Material:
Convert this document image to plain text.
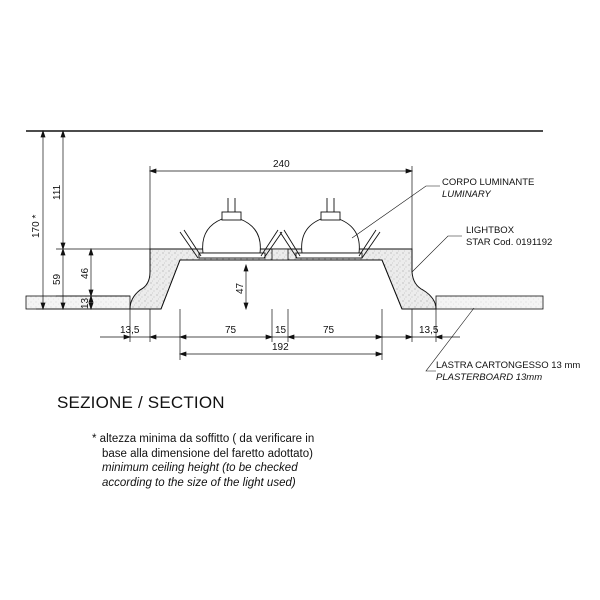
240
170 *
111
59
46
13
47
13,5	75	15	75	13,5
192
CORPO LUMINANTE
LUMINARY
LIGHTBOX
STAR Cod. 0191192
LASTRA CARTONGESSO 13 mm
PLASTERBOARD 13mm
SEZIONE / SECTION
* altezza minima da soffitto ( da verificare in
base alla dimensione del faretto adottato)
minimum ceiling height (to be checked
according to the size of the light used)
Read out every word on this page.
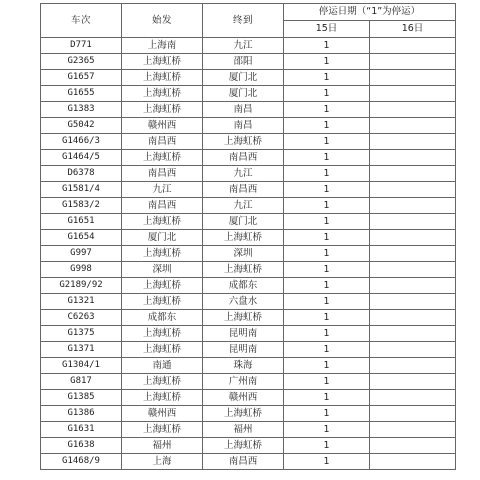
车次	始发	终到	停运日期（“1”为停运）	
			15日	16日
D771	上海南	九江	1	
G2365	上海虹桥	邵阳	1	
G1657	上海虹桥	厦门北	1	
G1655	上海虹桥	厦门北	1	
G1383	上海虹桥	南昌	1	
G5042	赣州西	南昌	1	
G1466/3	南昌西	上海虹桥	1	
G1464/5	上海虹桥	南昌西	1	
D6378	南昌西	九江	1	
G1581/4	九江	南昌西	1	
G1583/2	南昌西	九江	1	
G1651	上海虹桥	厦门北	1	
G1654	厦门北	上海虹桥	1	
G997	上海虹桥	深圳	1	
G998	深圳	上海虹桥	1	
G2189/92	上海虹桥	成都东	1	
G1321	上海虹桥	六盘水	1	
C6263	成都东	上海虹桥	1	
G1375	上海虹桥	昆明南	1	
G1371	上海虹桥	昆明南	1	
G1304/1	南通	珠海	1	
G817	上海虹桥	广州南	1	
G1385	上海虹桥	赣州西	1	
G1386	赣州西	上海虹桥	1	
G1631	上海虹桥	福州	1	
G1638	福州	上海虹桥	1	
G1468/9	上海	南昌西	1	
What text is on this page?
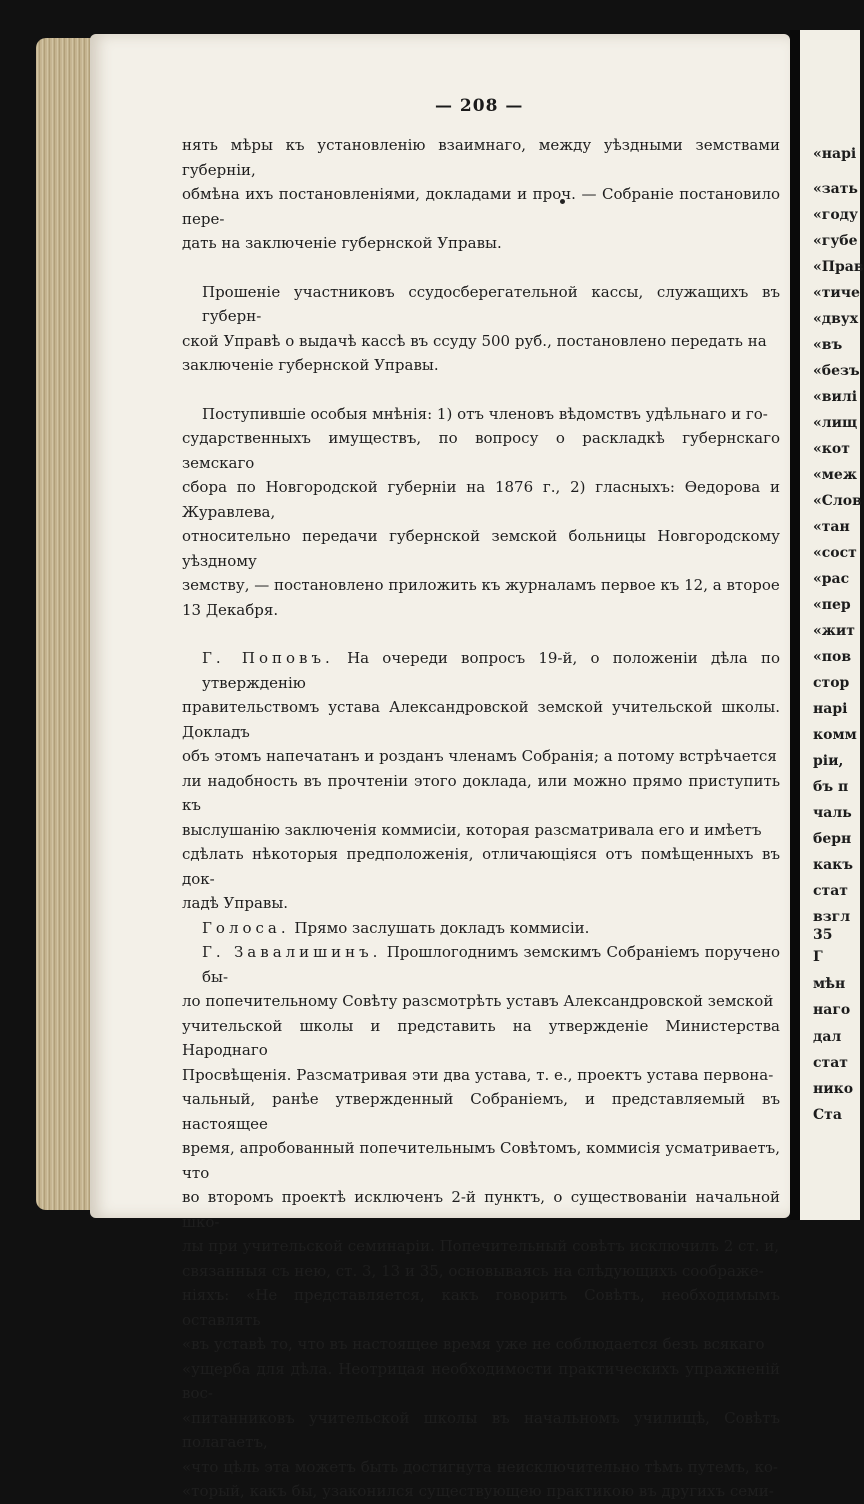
«нарі
«зать
«году
«губе
«Прав
«тиче
«двух
«въ
«безъ
«вилі
«лищ
«кот
«меж
«Слов
«тан
«сост
«рас
«пер
«жит
«пов
стор
нарі
комм
ріи,
бъ п
чаль
берн
какъ
стат
взгл
35
Г
мѣн
наго
дал
стат
нико
Ста
— 208 —
нять мѣры къ установленію взаимнаго, между уѣздными земствами губерніи,
обмѣна ихъ постановленіями, докладами и проч. — Собраніе постановило пере-
дать на заключеніе губернской Управы.
Прошеніе участниковъ ссудосберегательной кассы, служащихъ въ губерн-
ской Управѣ о выдачѣ кассѣ въ ссуду 500 руб., постановлено передать на
заключеніе губернской Управы.
Поступившіе особыя мнѣнія: 1) отъ членовъ вѣдомствъ удѣльнаго и го-
сударственныхъ имуществъ, по вопросу о раскладкѣ губернскаго земскаго
сбора по Новгородской губерніи на 1876 г., 2) гласныхъ: Ѳедорова и Журавлева,
относительно передачи губернской земской больницы Новгородскому уѣздному
земству, — постановлено приложить къ журналамъ первое къ 12, а второе
13 Декабря.
Г. Поповъ. На очереди вопросъ 19-й, о положеніи дѣла по утвержденію
правительствомъ устава Александровской земской учительской школы. Докладъ
объ этомъ напечатанъ и розданъ членамъ Собранія; а потому встрѣчается
ли надобность въ прочтеніи этого доклада, или можно прямо приступить къ
выслушанію заключенія коммисіи, которая разсматривала его и имѣетъ
сдѣлать нѣкоторыя предположенія, отличающіяся отъ помѣщенныхъ въ док-
ладѣ Управы.
Голоса. Прямо заслушать докладъ коммисіи.
Г. Завалишинъ. Прошлогоднимъ земскимъ Собраніемъ поручено бы-
ло попечительному Совѣту разсмотрѣть уставъ Александровской земской
учительской школы и представить на утвержденіе Министерства Народнаго
Просвѣщенія. Разсматривая эти два устава, т. е., проектъ устава первона-
чальный, ранѣе утвержденный Собраніемъ, и представляемый въ настоящее
время, апробованный попечительнымъ Совѣтомъ, коммисія усматриваетъ, что
во второмъ проектѣ исключенъ 2-й пунктъ, о существованіи начальной шко-
лы при учительской семинаріи. Попечительный совѣтъ исключилъ 2 ст. и,
связанныя съ нею, ст. 3, 13 и 35, основываясь на слѣдующихъ соображе-
ніяхъ: «Не представляется, какъ говоритъ Совѣтъ, необходимымъ оставлять
«въ уставѣ то, что въ настоящее время уже не соблюдается безъ всякаго
«ущерба для дѣла. Неотрицая необходимости практическихъ упражненій вос-
«питанниковъ учительской школы въ начальномъ училищѣ, Совѣтъ полагаетъ,
«что цѣль эта можетъ быть достигнута неисключительно тѣмъ путемъ, ко-
«торый, какъ бы, узаконился существующею практикою въ другихъ семи-
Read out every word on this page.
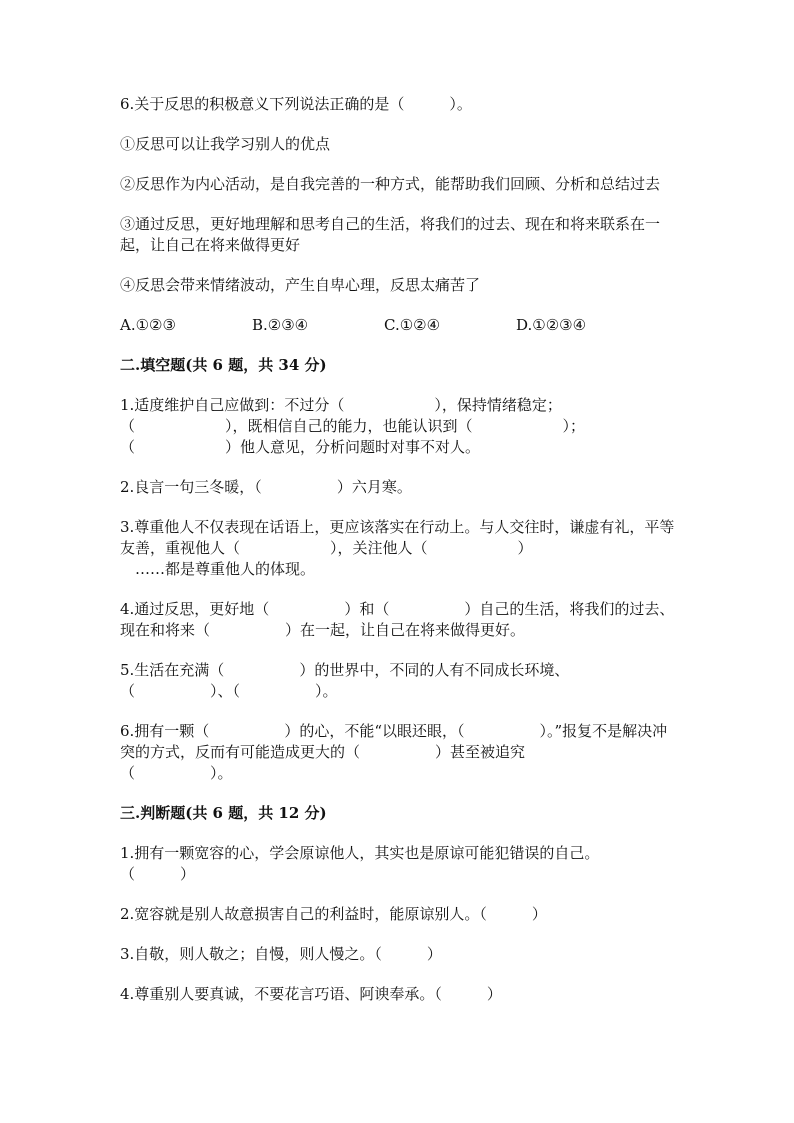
6.关于反思的积极意义下列说法正确的是（　　　）。

①反思可以让我学习别人的优点

②反思作为内心活动，是自我完善的一种方式，能帮助我们回顾、分析和总结过去

③通过反思，更好地理解和思考自己的生活，将我们的过去、现在和将来联系在一起，让自己在将来做得更好

④反思会带来情绪波动，产生自卑心理，反思太痛苦了

A.①②③	B.②③④	C.①②④	D.①②③④

二.填空题(共 6 题，共 34 分)

1.适度维护自己应做到：不过分（　　　　　　），保持情绪稳定；
（　　　　　　），既相信自己的能力，也能认识到（　　　　　　）；
（　　　　　　）他人意见，分析问题时对事不对人。

2.良言一句三冬暖，（　　　　　）六月寒。

3.尊重他人不仅表现在话语上，更应该落实在行动上。与人交往时，谦虚有礼，平等友善，重视他人（　　　　　　），关注他人（　　　　　　）
　……都是尊重他人的体现。

4.通过反思，更好地（　　　　　）和（　　　　　）自己的生活，将我们的过去、现在和将来（　　　　　）在一起，让自己在将来做得更好。

5.生活在充满（　　　　　）的世界中，不同的人有不同成长环境、
（　　　　　）、（　　　　　）。

6.拥有一颗（　　　　　）的心，不能“以眼还眼，（　　　　　）。”报复不是解决冲突的方式，反而有可能造成更大的（　　　　　）甚至被追究
（　　　　　）。

三.判断题(共 6 题，共 12 分)

1.拥有一颗宽容的心，学会原谅他人，其实也是原谅可能犯错误的自己。
（　　　）

2.宽容就是别人故意损害自己的利益时，能原谅别人。（　　　）

3.自敬，则人敬之；自慢，则人慢之。（　　　）

4.尊重别人要真诚，不要花言巧语、阿谀奉承。（　　　）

Task directions:
Pictures don't belong in the copy. Restate all the entries exactly.

Task answer:
Convert this document image to plain text.
240
170 *
111
59
46
13
47
13,5	75	15	75	13,5
192
CORPO LUMINANTE
LUMINARY
LIGHTBOX
STAR Cod. 0191192
LASTRA CARTONGESSO 13 mm
PLASTERBOARD 13mm
SEZIONE / SECTION
* altezza minima da soffitto ( da verificare in
base alla dimensione del faretto adottato)
minimum ceiling height (to be checked
according to the size of the light used)
Read out every word on this page.
车次	始发	终到	停运日期（“1”为停运）	
			15日	16日
D771	上海南	九江	1	
G2365	上海虹桥	邵阳	1	
G1657	上海虹桥	厦门北	1	
G1655	上海虹桥	厦门北	1	
G1383	上海虹桥	南昌	1	
G5042	赣州西	南昌	1	
G1466/3	南昌西	上海虹桥	1	
G1464/5	上海虹桥	南昌西	1	
D6378	南昌西	九江	1	
G1581/4	九江	南昌西	1	
G1583/2	南昌西	九江	1	
G1651	上海虹桥	厦门北	1	
G1654	厦门北	上海虹桥	1	
G997	上海虹桥	深圳	1	
G998	深圳	上海虹桥	1	
G2189/92	上海虹桥	成都东	1	
G1321	上海虹桥	六盘水	1	
C6263	成都东	上海虹桥	1	
G1375	上海虹桥	昆明南	1	
G1371	上海虹桥	昆明南	1	
G1304/1	南通	珠海	1	
G817	上海虹桥	广州南	1	
G1385	上海虹桥	赣州西	1	
G1386	赣州西	上海虹桥	1	
G1631	上海虹桥	福州	1	
G1638	福州	上海虹桥	1	
G1468/9	上海	南昌西	1	
What text is on this page?
«нарі
«зать
«году
«губе
«Прав
«тиче
«двух
«въ
«безъ
«вилі
«лищ
«кот
«меж
«Слов
«тан
«сост
«рас
«пер
«жит
«пов
стор
нарі
комм
ріи,
бъ п
чаль
берн
какъ
стат
взгл
35
Г
мѣн
наго
дал
стат
нико
Ста
— 208 —
нять мѣры къ установленію взаимнаго, между уѣздными земствами губерніи,
обмѣна ихъ постановленіями, докладами и проч. — Собраніе постановило пере-
дать на заключеніе губернской Управы.
Прошеніе участниковъ ссудосберегательной кассы, служащихъ въ губерн-
ской Управѣ о выдачѣ кассѣ въ ссуду 500 руб., постановлено передать на
заключеніе губернской Управы.
Поступившіе особыя мнѣнія: 1) отъ членовъ вѣдомствъ удѣльнаго и го-
сударственныхъ имуществъ, по вопросу о раскладкѣ губернскаго земскаго
сбора по Новгородской губерніи на 1876 г., 2) гласныхъ: Ѳедорова и Журавлева,
относительно передачи губернской земской больницы Новгородскому уѣздному
земству, — постановлено приложить къ журналамъ первое къ 12, а второе
13 Декабря.
Г. Поповъ. На очереди вопросъ 19-й, о положеніи дѣла по утвержденію
правительствомъ устава Александровской земской учительской школы. Докладъ
объ этомъ напечатанъ и розданъ членамъ Собранія; а потому встрѣчается
ли надобность въ прочтеніи этого доклада, или можно прямо приступить къ
выслушанію заключенія коммисіи, которая разсматривала его и имѣетъ
сдѣлать нѣкоторыя предположенія, отличающіяся отъ помѣщенныхъ въ док-
ладѣ Управы.
Голоса. Прямо заслушать докладъ коммисіи.
Г. Завалишинъ. Прошлогоднимъ земскимъ Собраніемъ поручено бы-
ло попечительному Совѣту разсмотрѣть уставъ Александровской земской
учительской школы и представить на утвержденіе Министерства Народнаго
Просвѣщенія. Разсматривая эти два устава, т. е., проектъ устава первона-
чальный, ранѣе утвержденный Собраніемъ, и представляемый въ настоящее
время, апробованный попечительнымъ Совѣтомъ, коммисія усматриваетъ, что
во второмъ проектѣ исключенъ 2-й пунктъ, о существованіи начальной шко-
лы при учительской семинаріи. Попечительный совѣтъ исключилъ 2 ст. и,
связанныя съ нею, ст. 3, 13 и 35, основываясь на слѣдующихъ соображе-
ніяхъ: «Не представляется, какъ говоритъ Совѣтъ, необходимымъ оставлять
«въ уставѣ то, что въ настоящее время уже не соблюдается безъ всякаго
«ущерба для дѣла. Неотрицая необходимости практическихъ упражненій вос-
«питанниковъ учительской школы въ начальномъ училищѣ, Совѣтъ полагаетъ,
«что цѣль эта можетъ быть достигнута неисключительно тѣмъ путемъ, ко-
«торый, какъ бы, узаконился существующею практикою въ другихъ семи-
Read out every word on this page.
6.关于反思的积极意义下列说法正确的是（　　　）。

①反思可以让我学习别人的优点

②反思作为内心活动，是自我完善的一种方式，能帮助我们回顾、分析和总结过去

③通过反思，更好地理解和思考自己的生活，将我们的过去、现在和将来联系在一起，让自己在将来做得更好

④反思会带来情绪波动，产生自卑心理，反思太痛苦了

A.①②③	B.②③④	C.①②④	D.①②③④

二.填空题(共 6 题，共 34 分)

1.适度维护自己应做到：不过分（　　　　　　），保持情绪稳定；
（　　　　　　），既相信自己的能力，也能认识到（　　　　　　）；
（　　　　　　）他人意见，分析问题时对事不对人。

2.良言一句三冬暖，（　　　　　）六月寒。

3.尊重他人不仅表现在话语上，更应该落实在行动上。与人交往时，谦虚有礼，平等友善，重视他人（　　　　　　），关注他人（　　　　　　）
　……都是尊重他人的体现。

4.通过反思，更好地（　　　　　）和（　　　　　）自己的生活，将我们的过去、现在和将来（　　　　　）在一起，让自己在将来做得更好。

5.生活在充满（　　　　　）的世界中，不同的人有不同成长环境、
（　　　　　）、（　　　　　）。

6.拥有一颗（　　　　　）的心，不能“以眼还眼，（　　　　　）。”报复不是解决冲突的方式，反而有可能造成更大的（　　　　　）甚至被追究
（　　　　　）。

三.判断题(共 6 题，共 12 分)

1.拥有一颗宽容的心，学会原谅他人，其实也是原谅可能犯错误的自己。
（　　　）

2.宽容就是别人故意损害自己的利益时，能原谅别人。（　　　）

3.自敬，则人敬之；自慢，则人慢之。（　　　）

4.尊重别人要真诚，不要花言巧语、阿谀奉承。（　　　）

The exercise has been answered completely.